▶ WHAT YOU NEED TO DO:
1. Retype the stretch of the passage on continuous tones from "522. It has" through "OF CONTINUOUS TONES.".
2. In the passage on continuous tones, how do single momentary sounds such as a pistol discharge make their impression on the ear?

▶ PASSAGE PROVIDED:
========================

522. It has been stated (§ 510) that the sensation of hearing is produced by the successive undulations or vibrations communicated to the Ear from the sonorous body, either by the air, or by a liquid or solid medium. This is the case with all continuous sounds or tones; but single momentary sounds, such as those produced by the discharge of a pistol, the blow of a hammer, the ticking of a watch, or the beat of a clock, make their impression on the ear by a single shock. All continuous tones are in fact caused by a succession of such shocks, communicated to the ear with sufficient rapidity

NATURE OF CONTINUOUS TONES.

411

for the interval between them not to be distinguished. Thus, if we cause a tight string to vibrate by pulling or striking it, we occasion, not one vibration only, but a long succession of vibrations (MECHAN. PHILOS. § 187); every one of which gives a new impulse to the air, and produces a new impression on the organ of hearing. These vibrations we can see, when they are sufficiently extensive; and we can always feel them, by placing the finger on the string. In the same manner, the vibrations of a bell or of a tuning-fork continue long after the first blow; and these, though we cannot see them, may be readily felt with the finger. It is, in fact, in their power of continuing to vibrate after they have been struck, that the peculiarity of these resonant bodies consists. In other instances in which continuous tones are produced, the vibrations are kept-up by the continued application of the original cause, and cease as soon as it is withdrawn: this is the case, for instance, in the string of the violin when set in vibration by the bow, and in the flute and organ-pipe when caused to sound by the passage of air through them.

========================

(Page layout parsing data)
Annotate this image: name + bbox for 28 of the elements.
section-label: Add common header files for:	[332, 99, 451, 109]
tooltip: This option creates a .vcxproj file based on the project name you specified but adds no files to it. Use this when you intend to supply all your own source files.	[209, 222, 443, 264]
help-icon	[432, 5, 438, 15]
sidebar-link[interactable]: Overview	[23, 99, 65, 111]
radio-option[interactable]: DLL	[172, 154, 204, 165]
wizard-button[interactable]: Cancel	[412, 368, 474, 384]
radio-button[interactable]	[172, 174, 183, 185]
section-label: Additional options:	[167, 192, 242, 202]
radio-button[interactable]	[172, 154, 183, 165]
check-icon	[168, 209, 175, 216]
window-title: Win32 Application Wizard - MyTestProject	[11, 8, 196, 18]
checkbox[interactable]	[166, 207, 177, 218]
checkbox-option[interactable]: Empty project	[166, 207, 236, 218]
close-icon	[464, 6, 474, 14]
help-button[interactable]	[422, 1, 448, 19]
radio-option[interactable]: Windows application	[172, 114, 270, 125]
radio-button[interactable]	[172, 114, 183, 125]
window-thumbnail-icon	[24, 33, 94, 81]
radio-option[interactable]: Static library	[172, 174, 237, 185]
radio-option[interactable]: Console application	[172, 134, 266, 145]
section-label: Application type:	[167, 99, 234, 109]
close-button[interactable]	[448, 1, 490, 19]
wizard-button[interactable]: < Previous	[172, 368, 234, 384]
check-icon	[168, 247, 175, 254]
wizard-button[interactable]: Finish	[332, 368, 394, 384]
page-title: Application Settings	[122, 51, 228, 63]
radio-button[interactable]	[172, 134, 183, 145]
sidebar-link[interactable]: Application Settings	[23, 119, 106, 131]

========================

▶ SOLUTIONS BY TASK:
1.
522. It has been stated (§ 510) that the sensation of hearing is produced by the successive undulations or vibrations communicated to the Ear from the sonorous body, either by the air, or by a liquid or solid medium. This is the case with all continuous sounds or tones; but single momentary sounds, such as those produced by the discharge of a pistol, the blow of a hammer, the ticking of a watch, or the beat of a clock, make their impression on the ear by a single shock. All continuous tones are in fact caused by a succession of such shocks, communicated to the ear with sufficient rapidity

NATURE OF CONTINUOUS TONES.

2. By a single shock.